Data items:
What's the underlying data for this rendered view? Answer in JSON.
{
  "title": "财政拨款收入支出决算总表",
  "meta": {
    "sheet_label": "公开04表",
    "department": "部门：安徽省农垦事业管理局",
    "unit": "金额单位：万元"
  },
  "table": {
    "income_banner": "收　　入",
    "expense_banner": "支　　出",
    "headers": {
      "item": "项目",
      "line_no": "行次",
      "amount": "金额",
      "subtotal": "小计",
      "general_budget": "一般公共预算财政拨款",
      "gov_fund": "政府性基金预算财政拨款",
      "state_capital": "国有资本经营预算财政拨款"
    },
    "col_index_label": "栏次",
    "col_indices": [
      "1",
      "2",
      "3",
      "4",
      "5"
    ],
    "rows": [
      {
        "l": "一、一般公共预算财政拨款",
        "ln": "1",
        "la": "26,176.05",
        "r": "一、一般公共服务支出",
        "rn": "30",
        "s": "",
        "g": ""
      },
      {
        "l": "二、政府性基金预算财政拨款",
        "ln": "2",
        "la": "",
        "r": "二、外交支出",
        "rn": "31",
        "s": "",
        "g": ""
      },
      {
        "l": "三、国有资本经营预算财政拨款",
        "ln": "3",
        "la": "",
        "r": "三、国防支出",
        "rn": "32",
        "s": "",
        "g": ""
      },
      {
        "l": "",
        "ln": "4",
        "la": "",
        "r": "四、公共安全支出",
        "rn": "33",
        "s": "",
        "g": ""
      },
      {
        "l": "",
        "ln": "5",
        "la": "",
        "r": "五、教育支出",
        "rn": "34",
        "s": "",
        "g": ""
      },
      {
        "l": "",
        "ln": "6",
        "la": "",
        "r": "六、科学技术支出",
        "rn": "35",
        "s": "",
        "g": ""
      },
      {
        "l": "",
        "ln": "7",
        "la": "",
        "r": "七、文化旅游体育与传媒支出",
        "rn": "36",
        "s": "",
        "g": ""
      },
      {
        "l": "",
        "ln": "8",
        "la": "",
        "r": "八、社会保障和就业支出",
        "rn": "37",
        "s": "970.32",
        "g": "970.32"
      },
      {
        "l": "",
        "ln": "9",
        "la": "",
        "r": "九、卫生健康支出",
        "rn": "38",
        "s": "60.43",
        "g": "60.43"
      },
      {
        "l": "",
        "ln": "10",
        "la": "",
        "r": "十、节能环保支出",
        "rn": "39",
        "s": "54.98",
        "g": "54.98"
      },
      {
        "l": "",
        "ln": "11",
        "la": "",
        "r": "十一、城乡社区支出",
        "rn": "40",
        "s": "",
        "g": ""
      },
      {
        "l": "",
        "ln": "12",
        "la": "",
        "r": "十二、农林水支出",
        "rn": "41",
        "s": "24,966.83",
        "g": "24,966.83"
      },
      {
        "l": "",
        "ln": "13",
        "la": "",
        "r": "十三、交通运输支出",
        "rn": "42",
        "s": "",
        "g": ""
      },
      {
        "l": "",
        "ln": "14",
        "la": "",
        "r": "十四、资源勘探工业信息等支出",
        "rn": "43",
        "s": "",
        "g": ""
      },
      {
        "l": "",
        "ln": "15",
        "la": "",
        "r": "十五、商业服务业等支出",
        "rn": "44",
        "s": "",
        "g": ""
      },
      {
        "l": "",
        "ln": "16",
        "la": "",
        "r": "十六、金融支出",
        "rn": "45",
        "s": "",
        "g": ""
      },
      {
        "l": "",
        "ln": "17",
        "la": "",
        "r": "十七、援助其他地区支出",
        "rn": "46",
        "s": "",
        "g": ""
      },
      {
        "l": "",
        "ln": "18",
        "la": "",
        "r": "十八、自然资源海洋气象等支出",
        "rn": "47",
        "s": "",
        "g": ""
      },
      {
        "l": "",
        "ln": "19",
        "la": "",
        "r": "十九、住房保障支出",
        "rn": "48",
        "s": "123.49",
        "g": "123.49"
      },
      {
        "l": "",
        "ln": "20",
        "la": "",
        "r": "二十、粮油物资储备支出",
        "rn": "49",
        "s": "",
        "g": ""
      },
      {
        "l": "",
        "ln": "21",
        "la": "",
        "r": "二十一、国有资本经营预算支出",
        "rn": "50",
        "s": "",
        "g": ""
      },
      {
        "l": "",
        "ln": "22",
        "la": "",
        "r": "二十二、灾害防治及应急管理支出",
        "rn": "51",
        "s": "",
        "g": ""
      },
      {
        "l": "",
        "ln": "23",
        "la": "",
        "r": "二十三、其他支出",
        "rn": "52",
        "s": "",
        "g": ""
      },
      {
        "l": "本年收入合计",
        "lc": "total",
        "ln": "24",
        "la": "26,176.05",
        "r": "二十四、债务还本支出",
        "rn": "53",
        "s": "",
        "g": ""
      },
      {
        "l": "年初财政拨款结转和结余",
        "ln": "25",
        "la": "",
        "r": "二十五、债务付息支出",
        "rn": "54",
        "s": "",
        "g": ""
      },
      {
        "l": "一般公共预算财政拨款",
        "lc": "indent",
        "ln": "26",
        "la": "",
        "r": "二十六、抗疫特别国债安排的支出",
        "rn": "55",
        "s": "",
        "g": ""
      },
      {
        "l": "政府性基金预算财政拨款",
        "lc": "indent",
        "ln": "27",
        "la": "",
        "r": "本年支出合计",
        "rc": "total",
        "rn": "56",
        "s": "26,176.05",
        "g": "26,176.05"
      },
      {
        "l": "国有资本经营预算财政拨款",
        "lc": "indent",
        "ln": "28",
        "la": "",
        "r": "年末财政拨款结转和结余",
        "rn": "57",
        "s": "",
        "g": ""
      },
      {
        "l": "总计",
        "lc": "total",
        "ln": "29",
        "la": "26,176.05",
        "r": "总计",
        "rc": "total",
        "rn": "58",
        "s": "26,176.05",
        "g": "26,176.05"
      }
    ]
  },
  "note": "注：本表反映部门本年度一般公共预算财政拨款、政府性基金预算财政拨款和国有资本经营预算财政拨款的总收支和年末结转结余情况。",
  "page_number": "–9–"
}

- To be done
Retype every entry word for word.

- Response to this exercise
What's the underlying data for this rendered view? Answer in JSON.
{
  "title": "财政拨款收入支出决算总表",
  "meta": {
    "sheet_label": "公开04表",
    "department": "部门：安徽省农垦事业管理局",
    "unit": "金额单位：万元"
  },
  "table": {
    "income_banner": "收　　入",
    "expense_banner": "支　　出",
    "headers": {
      "item": "项目",
      "line_no": "行次",
      "amount": "金额",
      "subtotal": "小计",
      "general_budget": "一般公共预算财政拨款",
      "gov_fund": "政府性基金预算财政拨款",
      "state_capital": "国有资本经营预算财政拨款"
    },
    "col_index_label": "栏次",
    "col_indices": [
      "1",
      "2",
      "3",
      "4",
      "5"
    ],
    "rows": [
      {
        "l": "一、一般公共预算财政拨款",
        "ln": "1",
        "la": "26,176.05",
        "r": "一、一般公共服务支出",
        "rn": "30",
        "s": "",
        "g": ""
      },
      {
        "l": "二、政府性基金预算财政拨款",
        "ln": "2",
        "la": "",
        "r": "二、外交支出",
        "rn": "31",
        "s": "",
        "g": ""
      },
      {
        "l": "三、国有资本经营预算财政拨款",
        "ln": "3",
        "la": "",
        "r": "三、国防支出",
        "rn": "32",
        "s": "",
        "g": ""
      },
      {
        "l": "",
        "ln": "4",
        "la": "",
        "r": "四、公共安全支出",
        "rn": "33",
        "s": "",
        "g": ""
      },
      {
        "l": "",
        "ln": "5",
        "la": "",
        "r": "五、教育支出",
        "rn": "34",
        "s": "",
        "g": ""
      },
      {
        "l": "",
        "ln": "6",
        "la": "",
        "r": "六、科学技术支出",
        "rn": "35",
        "s": "",
        "g": ""
      },
      {
        "l": "",
        "ln": "7",
        "la": "",
        "r": "七、文化旅游体育与传媒支出",
        "rn": "36",
        "s": "",
        "g": ""
      },
      {
        "l": "",
        "ln": "8",
        "la": "",
        "r": "八、社会保障和就业支出",
        "rn": "37",
        "s": "970.32",
        "g": "970.32"
      },
      {
        "l": "",
        "ln": "9",
        "la": "",
        "r": "九、卫生健康支出",
        "rn": "38",
        "s": "60.43",
        "g": "60.43"
      },
      {
        "l": "",
        "ln": "10",
        "la": "",
        "r": "十、节能环保支出",
        "rn": "39",
        "s": "54.98",
        "g": "54.98"
      },
      {
        "l": "",
        "ln": "11",
        "la": "",
        "r": "十一、城乡社区支出",
        "rn": "40",
        "s": "",
        "g": ""
      },
      {
        "l": "",
        "ln": "12",
        "la": "",
        "r": "十二、农林水支出",
        "rn": "41",
        "s": "24,966.83",
        "g": "24,966.83"
      },
      {
        "l": "",
        "ln": "13",
        "la": "",
        "r": "十三、交通运输支出",
        "rn": "42",
        "s": "",
        "g": ""
      },
      {
        "l": "",
        "ln": "14",
        "la": "",
        "r": "十四、资源勘探工业信息等支出",
        "rn": "43",
        "s": "",
        "g": ""
      },
      {
        "l": "",
        "ln": "15",
        "la": "",
        "r": "十五、商业服务业等支出",
        "rn": "44",
        "s": "",
        "g": ""
      },
      {
        "l": "",
        "ln": "16",
        "la": "",
        "r": "十六、金融支出",
        "rn": "45",
        "s": "",
        "g": ""
      },
      {
        "l": "",
        "ln": "17",
        "la": "",
        "r": "十七、援助其他地区支出",
        "rn": "46",
        "s": "",
        "g": ""
      },
      {
        "l": "",
        "ln": "18",
        "la": "",
        "r": "十八、自然资源海洋气象等支出",
        "rn": "47",
        "s": "",
        "g": ""
      },
      {
        "l": "",
        "ln": "19",
        "la": "",
        "r": "十九、住房保障支出",
        "rn": "48",
        "s": "123.49",
        "g": "123.49"
      },
      {
        "l": "",
        "ln": "20",
        "la": "",
        "r": "二十、粮油物资储备支出",
        "rn": "49",
        "s": "",
        "g": ""
      },
      {
        "l": "",
        "ln": "21",
        "la": "",
        "r": "二十一、国有资本经营预算支出",
        "rn": "50",
        "s": "",
        "g": ""
      },
      {
        "l": "",
        "ln": "22",
        "la": "",
        "r": "二十二、灾害防治及应急管理支出",
        "rn": "51",
        "s": "",
        "g": ""
      },
      {
        "l": "",
        "ln": "23",
        "la": "",
        "r": "二十三、其他支出",
        "rn": "52",
        "s": "",
        "g": ""
      },
      {
        "l": "本年收入合计",
        "lc": "total",
        "ln": "24",
        "la": "26,176.05",
        "r": "二十四、债务还本支出",
        "rn": "53",
        "s": "",
        "g": ""
      },
      {
        "l": "年初财政拨款结转和结余",
        "ln": "25",
        "la": "",
        "r": "二十五、债务付息支出",
        "rn": "54",
        "s": "",
        "g": ""
      },
      {
        "l": "一般公共预算财政拨款",
        "lc": "indent",
        "ln": "26",
        "la": "",
        "r": "二十六、抗疫特别国债安排的支出",
        "rn": "55",
        "s": "",
        "g": ""
      },
      {
        "l": "政府性基金预算财政拨款",
        "lc": "indent",
        "ln": "27",
        "la": "",
        "r": "本年支出合计",
        "rc": "total",
        "rn": "56",
        "s": "26,176.05",
        "g": "26,176.05"
      },
      {
        "l": "国有资本经营预算财政拨款",
        "lc": "indent",
        "ln": "28",
        "la": "",
        "r": "年末财政拨款结转和结余",
        "rn": "57",
        "s": "",
        "g": ""
      },
      {
        "l": "总计",
        "lc": "total",
        "ln": "29",
        "la": "26,176.05",
        "r": "总计",
        "rc": "total",
        "rn": "58",
        "s": "26,176.05",
        "g": "26,176.05"
      }
    ]
  },
  "note": "注：本表反映部门本年度一般公共预算财政拨款、政府性基金预算财政拨款和国有资本经营预算财政拨款的总收支和年末结转结余情况。",
  "page_number": "–9–"
}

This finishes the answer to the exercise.